Figure collection entries
───

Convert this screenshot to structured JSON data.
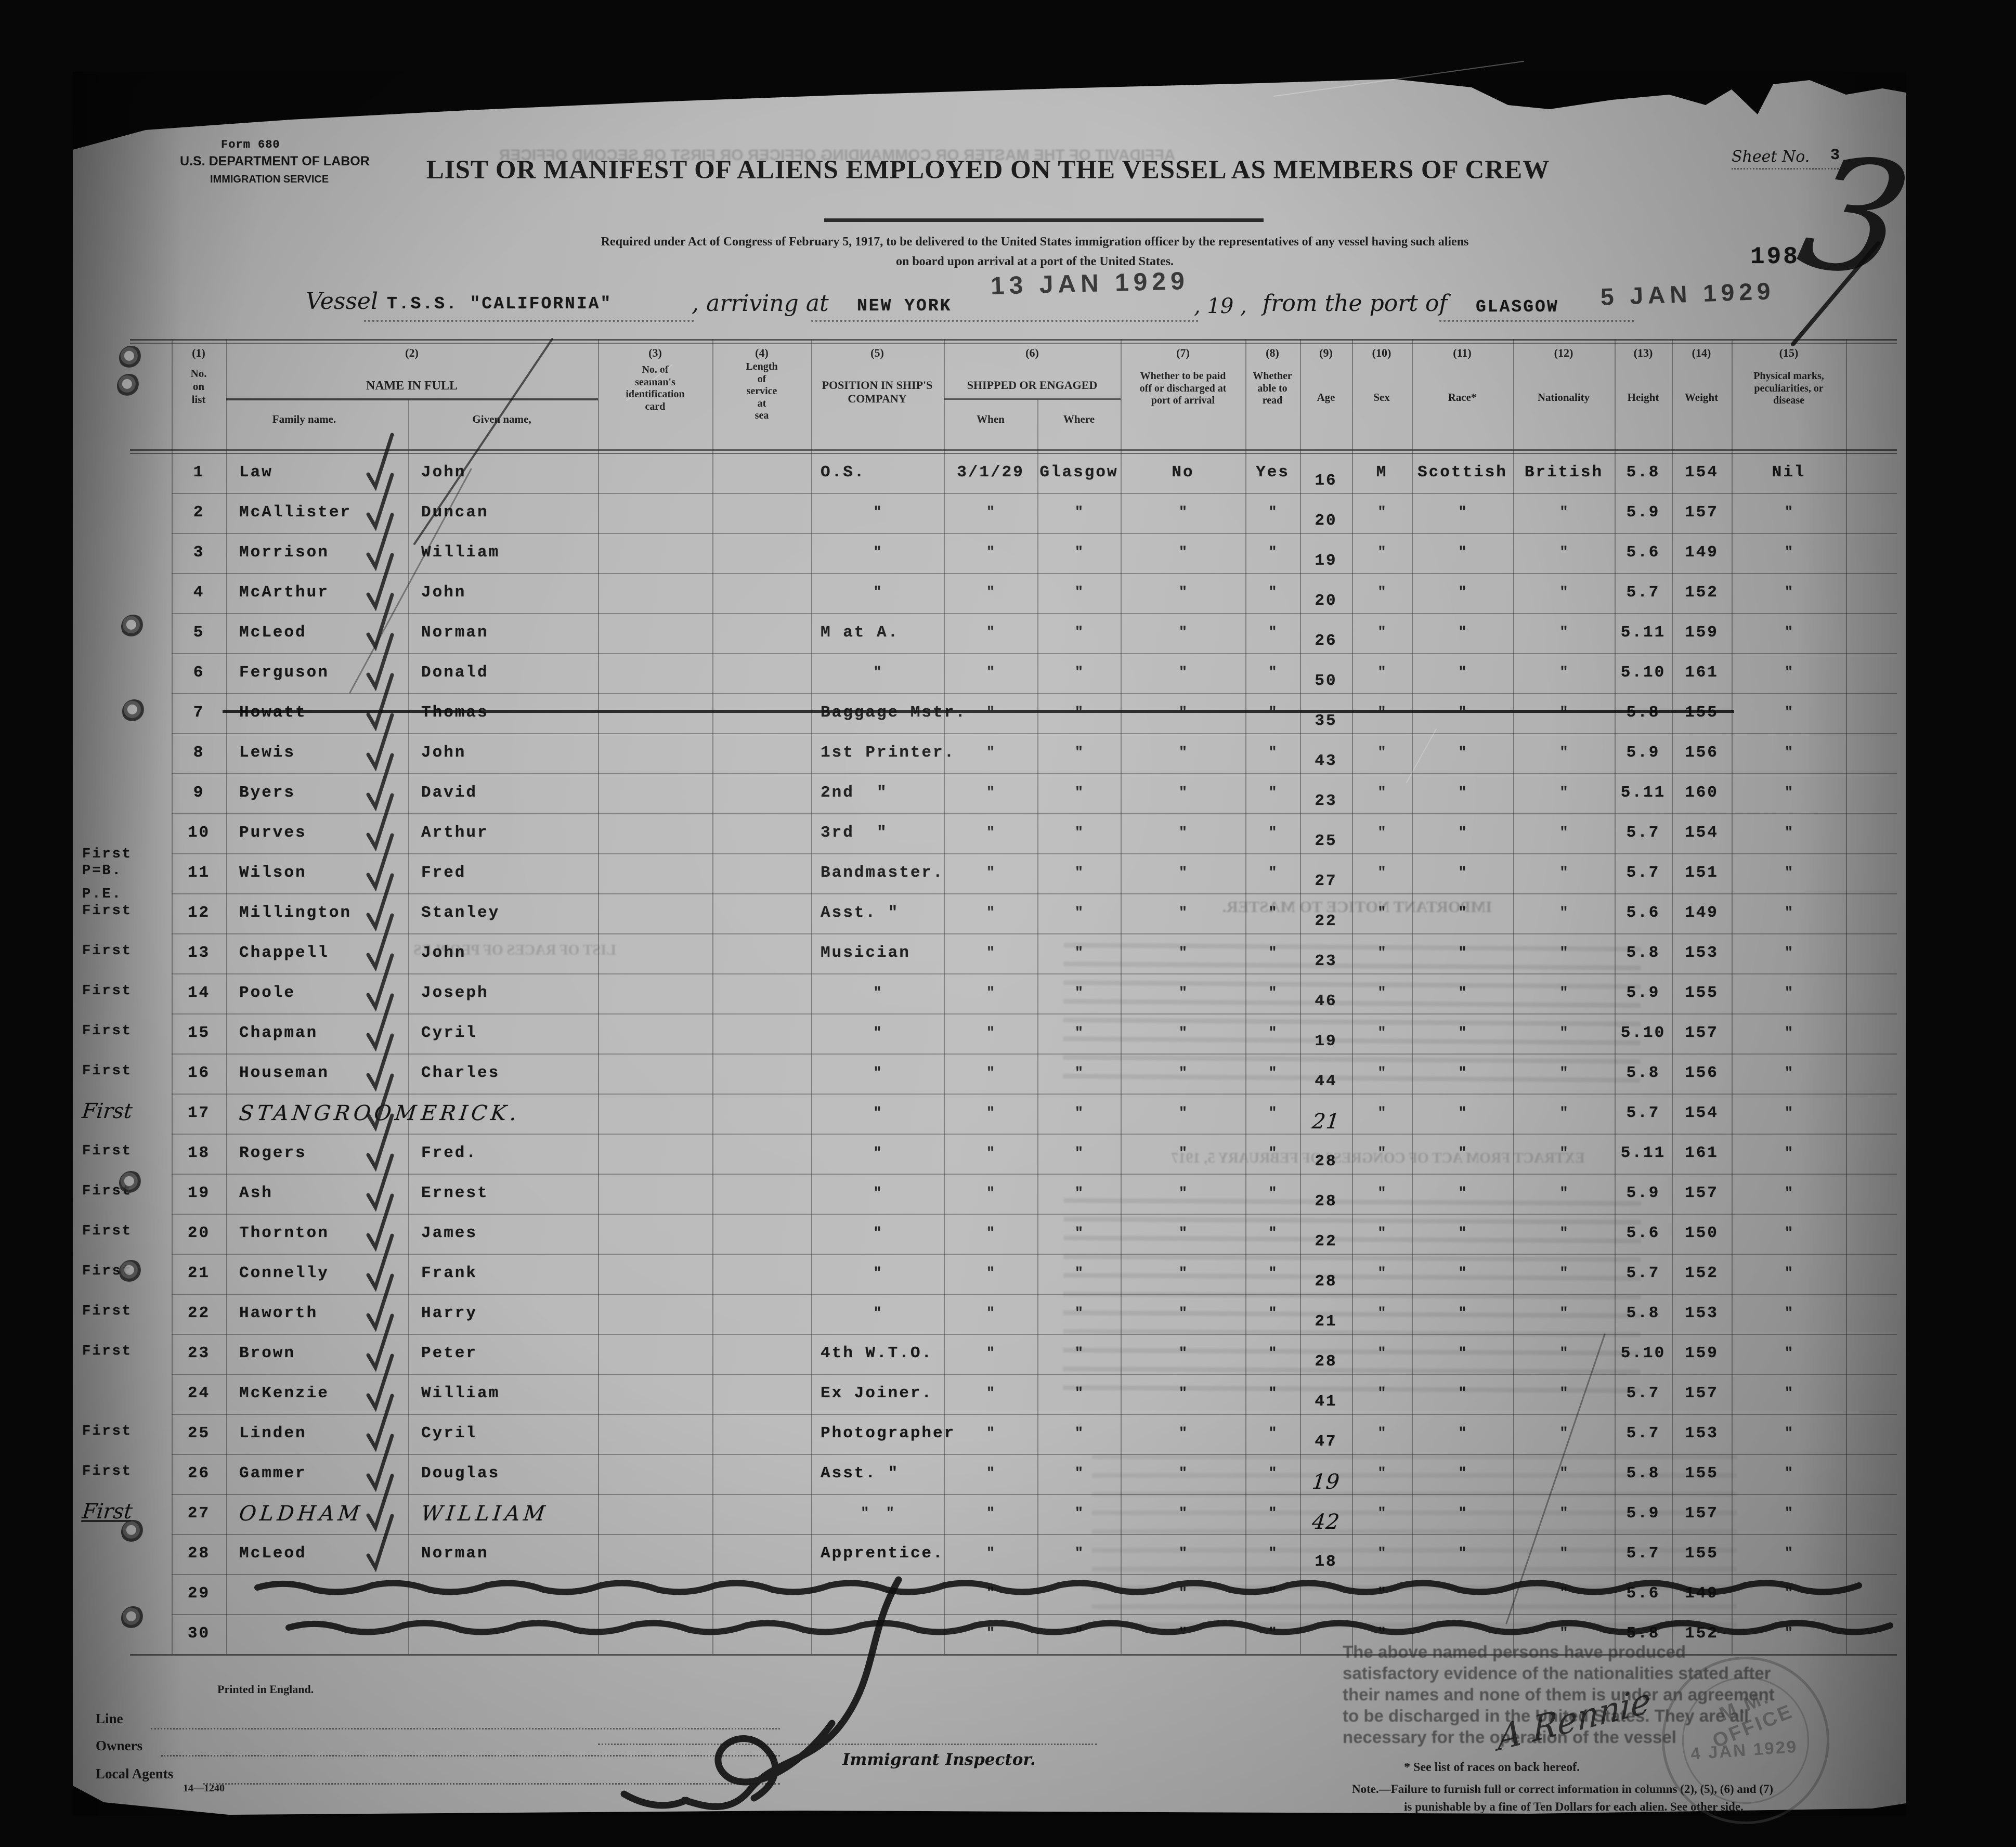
{
  "form": {
    "form_no": "Form 680",
    "department": "U.S. DEPARTMENT OF LABOR",
    "service": "IMMIGRATION SERVICE"
  },
  "header": {
    "title": "LIST OR MANIFEST OF ALIENS EMPLOYED ON THE VESSEL AS MEMBERS OF CREW",
    "subtitle_line1": "Required under Act of Congress of February 5, 1917, to be delivered to the United States immigration officer by the representatives of any vessel having such aliens",
    "subtitle_line2": "on board upon arrival at a port of the United States.",
    "sheet_label": "Sheet No.",
    "sheet_no": "3",
    "page_number": "198",
    "big_handwritten_digit": "3"
  },
  "vessel_line": {
    "vessel_label": "Vessel",
    "vessel_name": "T.S.S. \"CALIFORNIA\"",
    "arriving_label": ", arriving at",
    "port_of_arrival": "NEW YORK",
    "arrival_date_stamp": "13 JAN 1929",
    "year_label": ", 19 ,",
    "from_port_label": "from the port of",
    "port_of_departure": "GLASGOW",
    "departure_date_stamp": "5 JAN 1929"
  },
  "table": {
    "ditto": "″",
    "column_numbers": [
      "(1)",
      "(2)",
      "(3)",
      "(4)",
      "(5)",
      "(6)",
      "(7)",
      "(8)",
      "(9)",
      "(10)",
      "(11)",
      "(12)",
      "(13)",
      "(14)",
      "(15)"
    ],
    "columns": {
      "no": "No.\non\nlist",
      "name": "NAME IN FULL",
      "family": "Family name.",
      "given": "Given name,",
      "card": "No. of\nseaman's\nidentification\ncard",
      "service": "Length\nof\nservice\nat\nsea",
      "position": "POSITION IN SHIP'S\nCOMPANY",
      "shipped": "SHIPPED OR ENGAGED",
      "when": "When",
      "where": "Where",
      "paid": "Whether to be paid\noff or discharged at\nport of arrival",
      "read": "Whether\nable to\nread",
      "age": "Age",
      "sex": "Sex",
      "race": "Race*",
      "nationality": "Nationality",
      "height": "Height",
      "weight": "Weight",
      "marks": "Physical marks,\npeculiarities, or\ndisease"
    },
    "rows": [
      {
        "no": "1",
        "family": "Law",
        "given": "John",
        "position": "O.S.",
        "when": "3/1/29",
        "where": "Glasgow",
        "paid": "No",
        "read": "Yes",
        "age": "16",
        "sex": "M",
        "race": "Scottish",
        "nationality": "British",
        "height": "5.8",
        "weight": "154",
        "marks": "Nil"
      },
      {
        "no": "2",
        "family": "McAllister",
        "given": "Duncan",
        "position": "″",
        "when": "″",
        "where": "″",
        "paid": "″",
        "read": "″",
        "age": "20",
        "sex": "″",
        "race": "″",
        "nationality": "″",
        "height": "5.9",
        "weight": "157",
        "marks": "″"
      },
      {
        "no": "3",
        "family": "Morrison",
        "given": "William",
        "position": "″",
        "when": "″",
        "where": "″",
        "paid": "″",
        "read": "″",
        "age": "19",
        "sex": "″",
        "race": "″",
        "nationality": "″",
        "height": "5.6",
        "weight": "149",
        "marks": "″"
      },
      {
        "no": "4",
        "family": "McArthur",
        "given": "John",
        "position": "″",
        "when": "″",
        "where": "″",
        "paid": "″",
        "read": "″",
        "age": "20",
        "sex": "″",
        "race": "″",
        "nationality": "″",
        "height": "5.7",
        "weight": "152",
        "marks": "″"
      },
      {
        "no": "5",
        "family": "McLeod",
        "given": "Norman",
        "position": "M at A.",
        "when": "″",
        "where": "″",
        "paid": "″",
        "read": "″",
        "age": "26",
        "sex": "″",
        "race": "″",
        "nationality": "″",
        "height": "5.11",
        "weight": "159",
        "marks": "″"
      },
      {
        "no": "6",
        "family": "Ferguson",
        "given": "Donald",
        "position": "″",
        "when": "″",
        "where": "″",
        "paid": "″",
        "read": "″",
        "age": "50",
        "sex": "″",
        "race": "″",
        "nationality": "″",
        "height": "5.10",
        "weight": "161",
        "marks": "″"
      },
      {
        "no": "7",
        "family": "Howatt",
        "given": "Thomas",
        "position": "Baggage Mstr.",
        "when": "″",
        "where": "″",
        "paid": "″",
        "read": "″",
        "age": "35",
        "sex": "″",
        "race": "″",
        "nationality": "″",
        "height": "5.8",
        "weight": "155",
        "marks": "″",
        "struck": true
      },
      {
        "no": "8",
        "family": "Lewis",
        "given": "John",
        "position": "1st Printer.",
        "when": "″",
        "where": "″",
        "paid": "″",
        "read": "″",
        "age": "43",
        "sex": "″",
        "race": "″",
        "nationality": "″",
        "height": "5.9",
        "weight": "156",
        "marks": "″"
      },
      {
        "no": "9",
        "family": "Byers",
        "given": "David",
        "position": "2nd  ″",
        "when": "″",
        "where": "″",
        "paid": "″",
        "read": "″",
        "age": "23",
        "sex": "″",
        "race": "″",
        "nationality": "″",
        "height": "5.11",
        "weight": "160",
        "marks": "″"
      },
      {
        "no": "10",
        "family": "Purves",
        "given": "Arthur",
        "position": "3rd  ″",
        "when": "″",
        "where": "″",
        "paid": "″",
        "read": "″",
        "age": "25",
        "sex": "″",
        "race": "″",
        "nationality": "″",
        "height": "5.7",
        "weight": "154",
        "marks": "″"
      },
      {
        "no": "11",
        "margin": "First\nP=B.",
        "family": "Wilson",
        "given": "Fred",
        "position": "Bandmaster.",
        "when": "″",
        "where": "″",
        "paid": "″",
        "read": "″",
        "age": "27",
        "sex": "″",
        "race": "″",
        "nationality": "″",
        "height": "5.7",
        "weight": "151",
        "marks": "″"
      },
      {
        "no": "12",
        "margin": "P.E.\nFirst",
        "family": "Millington",
        "given": "Stanley",
        "position": "Asst. ″",
        "when": "″",
        "where": "″",
        "paid": "″",
        "read": "″",
        "age": "22",
        "sex": "″",
        "race": "″",
        "nationality": "″",
        "height": "5.6",
        "weight": "149",
        "marks": "″"
      },
      {
        "no": "13",
        "margin": "First",
        "family": "Chappell",
        "given": "John",
        "position": "Musician",
        "when": "″",
        "where": "″",
        "paid": "″",
        "read": "″",
        "age": "23",
        "sex": "″",
        "race": "″",
        "nationality": "″",
        "height": "5.8",
        "weight": "153",
        "marks": "″"
      },
      {
        "no": "14",
        "margin": "First",
        "family": "Poole",
        "given": "Joseph",
        "position": "″",
        "when": "″",
        "where": "″",
        "paid": "″",
        "read": "″",
        "age": "46",
        "sex": "″",
        "race": "″",
        "nationality": "″",
        "height": "5.9",
        "weight": "155",
        "marks": "″"
      },
      {
        "no": "15",
        "margin": "First",
        "family": "Chapman",
        "given": "Cyril",
        "position": "″",
        "when": "″",
        "where": "″",
        "paid": "″",
        "read": "″",
        "age": "19",
        "sex": "″",
        "race": "″",
        "nationality": "″",
        "height": "5.10",
        "weight": "157",
        "marks": "″"
      },
      {
        "no": "16",
        "margin": "First",
        "family": "Houseman",
        "given": "Charles",
        "position": "″",
        "when": "″",
        "where": "″",
        "paid": "″",
        "read": "″",
        "age": "44",
        "sex": "″",
        "race": "″",
        "nationality": "″",
        "height": "5.8",
        "weight": "156",
        "marks": "″"
      },
      {
        "no": "17",
        "margin": "First",
        "family": "STANGROOM",
        "given": "ERICK.",
        "position": "″",
        "when": "″",
        "where": "″",
        "paid": "″",
        "read": "″",
        "age": "21",
        "sex": "″",
        "race": "″",
        "nationality": "″",
        "height": "5.7",
        "weight": "154",
        "marks": "″",
        "hand": [
          "margin",
          "family",
          "given",
          "age"
        ]
      },
      {
        "no": "18",
        "margin": "First",
        "family": "Rogers",
        "given": "Fred.",
        "position": "″",
        "when": "″",
        "where": "″",
        "paid": "″",
        "read": "″",
        "age": "28",
        "sex": "″",
        "race": "″",
        "nationality": "″",
        "height": "5.11",
        "weight": "161",
        "marks": "″"
      },
      {
        "no": "19",
        "margin": "First",
        "family": "Ash",
        "given": "Ernest",
        "position": "″",
        "when": "″",
        "where": "″",
        "paid": "″",
        "read": "″",
        "age": "28",
        "sex": "″",
        "race": "″",
        "nationality": "″",
        "height": "5.9",
        "weight": "157",
        "marks": "″"
      },
      {
        "no": "20",
        "margin": "First",
        "family": "Thornton",
        "given": "James",
        "position": "″",
        "when": "″",
        "where": "″",
        "paid": "″",
        "read": "″",
        "age": "22",
        "sex": "″",
        "race": "″",
        "nationality": "″",
        "height": "5.6",
        "weight": "150",
        "marks": "″"
      },
      {
        "no": "21",
        "margin": "First",
        "family": "Connelly",
        "given": "Frank",
        "position": "″",
        "when": "″",
        "where": "″",
        "paid": "″",
        "read": "″",
        "age": "28",
        "sex": "″",
        "race": "″",
        "nationality": "″",
        "height": "5.7",
        "weight": "152",
        "marks": "″"
      },
      {
        "no": "22",
        "margin": "First",
        "family": "Haworth",
        "given": "Harry",
        "position": "″",
        "when": "″",
        "where": "″",
        "paid": "″",
        "read": "″",
        "age": "21",
        "sex": "″",
        "race": "″",
        "nationality": "″",
        "height": "5.8",
        "weight": "153",
        "marks": "″"
      },
      {
        "no": "23",
        "margin": "First",
        "family": "Brown",
        "given": "Peter",
        "position": "4th W.T.O.",
        "when": "″",
        "where": "″",
        "paid": "″",
        "read": "″",
        "age": "28",
        "sex": "″",
        "race": "″",
        "nationality": "″",
        "height": "5.10",
        "weight": "159",
        "marks": "″"
      },
      {
        "no": "24",
        "family": "McKenzie",
        "given": "William",
        "position": "Ex Joiner.",
        "when": "″",
        "where": "″",
        "paid": "″",
        "read": "″",
        "age": "41",
        "sex": "″",
        "race": "″",
        "nationality": "″",
        "height": "5.7",
        "weight": "157",
        "marks": "″"
      },
      {
        "no": "25",
        "margin": "First",
        "family": "Linden",
        "given": "Cyril",
        "position": "Photographer",
        "when": "″",
        "where": "″",
        "paid": "″",
        "read": "″",
        "age": "47",
        "sex": "″",
        "race": "″",
        "nationality": "″",
        "height": "5.7",
        "weight": "153",
        "marks": "″"
      },
      {
        "no": "26",
        "margin": "First",
        "family": "Gammer",
        "given": "Douglas",
        "position": "Asst. ″",
        "when": "″",
        "where": "″",
        "paid": "″",
        "read": "″",
        "age": "19",
        "sex": "″",
        "race": "″",
        "nationality": "″",
        "height": "5.8",
        "weight": "155",
        "marks": "″",
        "hand": [
          "age"
        ]
      },
      {
        "no": "27",
        "margin": "First",
        "family": "OLDHAM",
        "given": "WILLIAM",
        "position": "″  ″",
        "when": "″",
        "where": "″",
        "paid": "″",
        "read": "″",
        "age": "42",
        "sex": "″",
        "race": "″",
        "nationality": "″",
        "height": "5.9",
        "weight": "157",
        "marks": "″",
        "hand": [
          "margin",
          "family",
          "given",
          "age"
        ],
        "margin_underline": true
      },
      {
        "no": "28",
        "family": "McLeod",
        "given": "Norman",
        "position": "Apprentice.",
        "when": "″",
        "where": "″",
        "paid": "″",
        "read": "″",
        "age": "18",
        "sex": "″",
        "race": "″",
        "nationality": "″",
        "height": "5.7",
        "weight": "155",
        "marks": "″"
      },
      {
        "no": "29",
        "when": "″",
        "paid": "″",
        "read": "″",
        "sex": "″",
        "nationality": "″",
        "height": "5.6",
        "weight": "149",
        "marks": "″",
        "wavy": true
      },
      {
        "no": "30",
        "when": "″",
        "where": "″",
        "paid": "″",
        "read": "″",
        "sex": "″",
        "nationality": "″",
        "height": "5.8",
        "weight": "152",
        "marks": "″",
        "wavy": true
      }
    ]
  },
  "footer": {
    "printed_in": "Printed in England.",
    "line_label": "Line",
    "owners_label": "Owners",
    "agents_label": "Local Agents",
    "agents_code": "14—1240",
    "inspector_label": "Immigrant Inspector.",
    "declaration": "The above named persons have produced satisfactory evidence of the nationalities stated after their names and none of them is under an agreement to be discharged in the United States.  They are all necessary for the operation of the vessel",
    "races_note": "* See list of races on back hereof.",
    "note_line1": "Note.—Failure to furnish full or correct information in columns (2), (5), (6) and (7)",
    "note_line2": "is punishable by a fine of Ten Dollars for each alien.  See other side.",
    "signature": "A Rennie"
  },
  "stamps": {
    "office_stamp_name": "M.M. OFFICE",
    "office_stamp_date": "4 JAN 1929"
  },
  "bleed_through": {
    "affidavit": "AFFIDAVIT OF THE MASTER OR COMMANDING OFFICER OR FIRST OR SECOND OFFICER",
    "notice": "IMPORTANT NOTICE TO MASTER.",
    "races_list": "LIST OF RACES OF PEOPLES",
    "extract": "EXTRACT FROM ACT OF CONGRESS OF FEBRUARY 5, 1917"
  }
}
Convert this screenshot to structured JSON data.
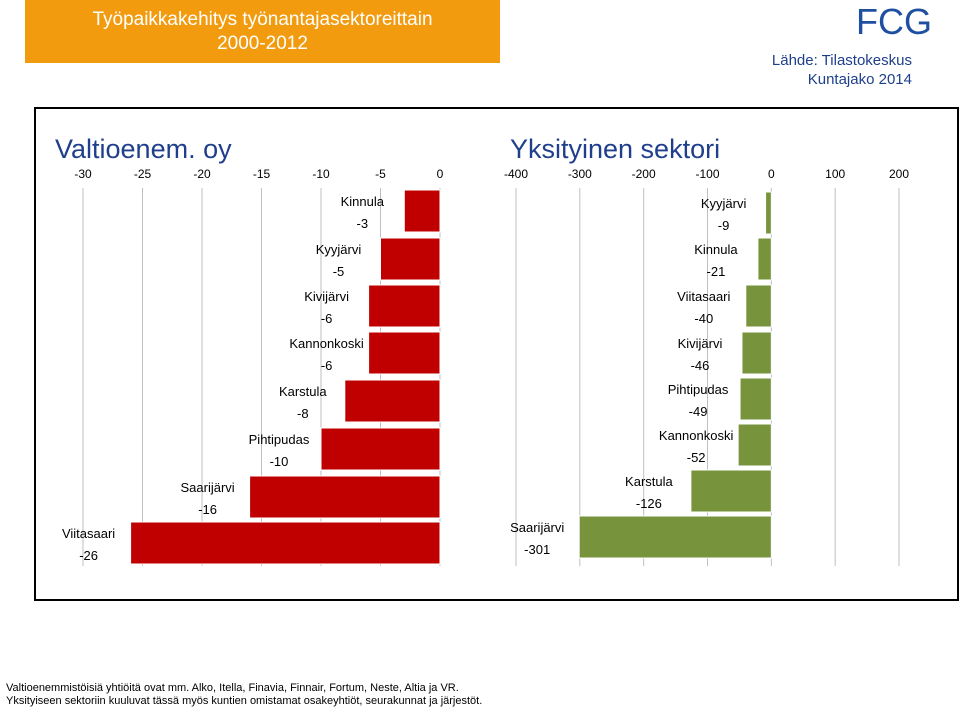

───

* What the task asks
Extract all lines from the material above that include the word "service".

* Final result
    "service": "IMMIGRATION SERVICE"
      "service": "Length\nof\nservice\nat\nsea",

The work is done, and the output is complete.